• **Short exercise**
Update the passage on categorical data in R, starting with "So I had a group" and going on through "with categorical variables.", so that "General Social Survey" is replaced with "National Opinion Survey".

Thanks for that introduction. I'm Amelia McNamara. I teach statistics at the University of St. Thomas in the Department of Computer Science. I tweet at AmeliaMN, which is a double entendre for McNamara and Minnesota. And I'm going to be talking about working with categorical data in R without losing your mind.
So this talk came from a paper that I wrote for the Practical Data Science for Stats Peer J Collection, which was organized by Jenny Bryan and Hadley Wickham. And if you haven't checked out this collection of papers yet, you really should, because it's extremely useful. There are all these wonderful papers like Data Organization in Spreadsheets, Opinionated Analysis Development. Excuse me, do you have a moment to talk about version control? And then the paper that I worked on was called Wrangling Categorical Data in R.
So all of these papers are fully reproducible. They're available online on GitHub. Then they're on these sort of open source preprints on Peer J, and we did a special issue of the American Statistician and put them in there as well.
Motivation: teaching with real data
And my paper was inspired by my work as a professor. So I teach a lot of introductory statistics classes, and in those classes I ask students to do projects where they go out in the world, they find real data, and then they analyze it, usually using some modeling, usually multiple regression. And this is a really useful exercise for students because they get the experience of working with data that's real data that they hopefully care about. But it's very challenging for them because they don't always have the skills to work with it. And it's also very challenging for me because when they don't have the skills to work with it or things are very complicated, then I step in and I'm there helping them do their data wrangling.
So I had a group one year that wanted to use data from the General Social Survey, which is housed at the University of Chicago, which is the survey that's been going on since 1972 to ask questions about Americans about their life. So this is a data set that sociologists love to use. And it's very interesting, but it's filled with categorical variables.
If you've been working in R or working with data, you probably know about categorical data. So that's as opposed to continuous data. It's something that has kind of discrete levels. So you might think about gender as a categorical variable, male, female, non-binary. You could think about whether you like your coffee hot or cold. That could be a categorical variable. You could think about the colors of Skittles on my front page. There's many types of data that end up being represented as categorical.
When you have survey responses, those are often like I agree, I disagree. Race is often a categorical variable because we don't have some continuous spectrum there. So lots of data has categorical variables.

• **Rows**
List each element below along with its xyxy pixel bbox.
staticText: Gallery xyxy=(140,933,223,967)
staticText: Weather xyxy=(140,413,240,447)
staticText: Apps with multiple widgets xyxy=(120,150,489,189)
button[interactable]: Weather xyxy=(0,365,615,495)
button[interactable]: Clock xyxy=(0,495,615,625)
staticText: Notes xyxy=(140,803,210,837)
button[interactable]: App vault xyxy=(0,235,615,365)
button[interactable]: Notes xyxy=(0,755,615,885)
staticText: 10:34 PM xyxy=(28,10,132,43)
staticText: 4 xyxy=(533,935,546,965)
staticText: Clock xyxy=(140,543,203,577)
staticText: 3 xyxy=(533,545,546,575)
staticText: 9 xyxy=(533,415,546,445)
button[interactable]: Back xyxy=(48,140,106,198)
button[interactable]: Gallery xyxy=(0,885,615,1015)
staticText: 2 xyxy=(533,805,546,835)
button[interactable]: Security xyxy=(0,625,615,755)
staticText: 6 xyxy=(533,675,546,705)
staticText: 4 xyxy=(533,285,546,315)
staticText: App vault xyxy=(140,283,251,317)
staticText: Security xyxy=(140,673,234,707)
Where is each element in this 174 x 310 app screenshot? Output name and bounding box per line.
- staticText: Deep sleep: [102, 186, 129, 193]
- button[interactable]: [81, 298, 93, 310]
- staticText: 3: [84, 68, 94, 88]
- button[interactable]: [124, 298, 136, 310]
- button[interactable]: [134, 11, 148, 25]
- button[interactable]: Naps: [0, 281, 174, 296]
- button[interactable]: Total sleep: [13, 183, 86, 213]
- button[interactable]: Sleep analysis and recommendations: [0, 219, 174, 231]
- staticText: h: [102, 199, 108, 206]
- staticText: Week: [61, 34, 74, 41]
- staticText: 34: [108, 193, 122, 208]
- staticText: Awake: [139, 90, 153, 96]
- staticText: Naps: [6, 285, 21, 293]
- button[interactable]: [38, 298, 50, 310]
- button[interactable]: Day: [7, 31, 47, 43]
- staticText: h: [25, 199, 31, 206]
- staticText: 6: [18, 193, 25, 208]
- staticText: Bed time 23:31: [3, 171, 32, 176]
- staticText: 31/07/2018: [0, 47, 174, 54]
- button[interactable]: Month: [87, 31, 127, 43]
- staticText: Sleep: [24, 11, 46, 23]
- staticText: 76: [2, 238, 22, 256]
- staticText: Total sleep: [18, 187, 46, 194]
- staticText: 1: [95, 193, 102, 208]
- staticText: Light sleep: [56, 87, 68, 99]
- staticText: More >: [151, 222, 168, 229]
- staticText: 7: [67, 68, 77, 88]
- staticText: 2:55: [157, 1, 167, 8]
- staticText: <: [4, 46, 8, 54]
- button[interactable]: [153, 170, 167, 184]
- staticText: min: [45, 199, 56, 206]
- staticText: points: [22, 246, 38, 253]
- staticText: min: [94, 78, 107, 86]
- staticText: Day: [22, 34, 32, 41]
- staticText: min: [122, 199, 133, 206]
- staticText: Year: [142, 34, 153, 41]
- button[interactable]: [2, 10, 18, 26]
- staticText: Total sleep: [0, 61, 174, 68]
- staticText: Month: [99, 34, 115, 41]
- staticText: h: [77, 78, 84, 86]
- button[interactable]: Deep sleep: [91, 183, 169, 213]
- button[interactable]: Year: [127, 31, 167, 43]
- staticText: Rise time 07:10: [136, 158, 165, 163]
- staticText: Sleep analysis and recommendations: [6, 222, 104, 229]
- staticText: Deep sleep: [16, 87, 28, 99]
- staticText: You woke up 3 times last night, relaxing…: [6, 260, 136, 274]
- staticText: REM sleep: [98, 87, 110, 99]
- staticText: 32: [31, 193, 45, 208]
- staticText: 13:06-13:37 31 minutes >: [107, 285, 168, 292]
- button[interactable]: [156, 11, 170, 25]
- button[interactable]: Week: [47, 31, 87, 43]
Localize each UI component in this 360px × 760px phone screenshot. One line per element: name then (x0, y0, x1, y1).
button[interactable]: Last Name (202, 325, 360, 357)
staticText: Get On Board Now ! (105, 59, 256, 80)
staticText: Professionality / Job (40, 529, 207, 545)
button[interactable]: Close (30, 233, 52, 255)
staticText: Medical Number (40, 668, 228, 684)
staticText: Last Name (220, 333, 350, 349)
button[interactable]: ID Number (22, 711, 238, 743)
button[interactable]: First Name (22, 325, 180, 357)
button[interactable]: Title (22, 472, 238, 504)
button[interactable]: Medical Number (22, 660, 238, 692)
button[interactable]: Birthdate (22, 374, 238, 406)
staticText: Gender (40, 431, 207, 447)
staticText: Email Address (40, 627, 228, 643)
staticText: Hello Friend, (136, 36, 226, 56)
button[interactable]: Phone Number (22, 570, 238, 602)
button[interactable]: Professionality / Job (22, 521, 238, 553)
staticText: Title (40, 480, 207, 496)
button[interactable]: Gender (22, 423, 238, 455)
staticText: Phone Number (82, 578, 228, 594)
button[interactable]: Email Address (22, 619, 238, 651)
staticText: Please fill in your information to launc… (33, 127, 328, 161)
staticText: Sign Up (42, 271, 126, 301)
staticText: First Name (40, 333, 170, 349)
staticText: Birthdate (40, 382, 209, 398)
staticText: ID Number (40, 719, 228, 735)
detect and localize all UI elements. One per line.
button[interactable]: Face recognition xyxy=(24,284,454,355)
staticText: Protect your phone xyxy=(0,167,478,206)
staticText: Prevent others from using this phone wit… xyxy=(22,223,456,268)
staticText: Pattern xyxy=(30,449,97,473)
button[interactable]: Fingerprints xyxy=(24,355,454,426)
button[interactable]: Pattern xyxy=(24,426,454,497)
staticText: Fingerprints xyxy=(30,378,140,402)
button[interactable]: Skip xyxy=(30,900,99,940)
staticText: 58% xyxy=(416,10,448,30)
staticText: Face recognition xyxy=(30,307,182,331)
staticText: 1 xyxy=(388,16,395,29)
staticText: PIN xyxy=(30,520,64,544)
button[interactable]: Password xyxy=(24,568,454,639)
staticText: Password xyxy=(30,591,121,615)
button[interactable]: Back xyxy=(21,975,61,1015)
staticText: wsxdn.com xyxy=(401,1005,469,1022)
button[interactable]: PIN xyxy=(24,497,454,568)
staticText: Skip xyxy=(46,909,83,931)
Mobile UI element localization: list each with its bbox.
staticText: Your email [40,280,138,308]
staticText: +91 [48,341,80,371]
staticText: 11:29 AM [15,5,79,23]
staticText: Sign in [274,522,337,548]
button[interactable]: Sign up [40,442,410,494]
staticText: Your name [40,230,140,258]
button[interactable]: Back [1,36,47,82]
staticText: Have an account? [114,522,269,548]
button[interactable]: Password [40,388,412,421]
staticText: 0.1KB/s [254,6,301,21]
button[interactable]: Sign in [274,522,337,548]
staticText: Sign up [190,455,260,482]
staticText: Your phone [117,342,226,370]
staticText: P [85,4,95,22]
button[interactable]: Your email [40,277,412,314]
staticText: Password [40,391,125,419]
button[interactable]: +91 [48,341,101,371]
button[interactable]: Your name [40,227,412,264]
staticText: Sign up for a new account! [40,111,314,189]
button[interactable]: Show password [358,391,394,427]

• **The reply**
So I had a group one year that wanted to use data from the National Opinion Survey, which is housed at the University of Chicago, which is the survey that's been going on since 1972 to ask questions about Americans about their life. So this is a data set that sociologists love to use. And it's very interesting, but it's filled with categorical variables.